WORK REQUIRED – Review the material and extract every line in which the word "County" occurs.

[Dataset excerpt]
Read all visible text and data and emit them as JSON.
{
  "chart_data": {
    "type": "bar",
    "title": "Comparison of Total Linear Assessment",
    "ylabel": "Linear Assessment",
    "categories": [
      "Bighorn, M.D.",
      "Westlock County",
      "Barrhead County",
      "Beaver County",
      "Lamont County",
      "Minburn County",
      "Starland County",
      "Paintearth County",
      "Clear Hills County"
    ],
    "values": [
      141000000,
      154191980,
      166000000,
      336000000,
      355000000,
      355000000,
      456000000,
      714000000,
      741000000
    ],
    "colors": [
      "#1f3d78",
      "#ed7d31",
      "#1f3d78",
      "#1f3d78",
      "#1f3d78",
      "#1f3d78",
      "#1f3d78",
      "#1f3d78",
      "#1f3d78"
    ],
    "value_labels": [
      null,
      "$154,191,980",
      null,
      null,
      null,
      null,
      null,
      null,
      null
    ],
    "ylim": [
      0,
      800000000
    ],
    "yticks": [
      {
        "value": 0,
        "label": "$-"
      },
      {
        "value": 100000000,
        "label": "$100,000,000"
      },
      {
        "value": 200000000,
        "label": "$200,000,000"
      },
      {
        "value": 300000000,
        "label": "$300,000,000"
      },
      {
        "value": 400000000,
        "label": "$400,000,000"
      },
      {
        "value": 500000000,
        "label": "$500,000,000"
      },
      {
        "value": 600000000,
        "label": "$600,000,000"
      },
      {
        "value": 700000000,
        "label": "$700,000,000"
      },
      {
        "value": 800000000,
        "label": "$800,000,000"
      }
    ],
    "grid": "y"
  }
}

REPLY –
      "Westlock County",
      "Barrhead County",
      "Beaver County",
      "Lamont County",
      "Minburn County",
      "Starland County",
      "Paintearth County",
      "Clear Hills County"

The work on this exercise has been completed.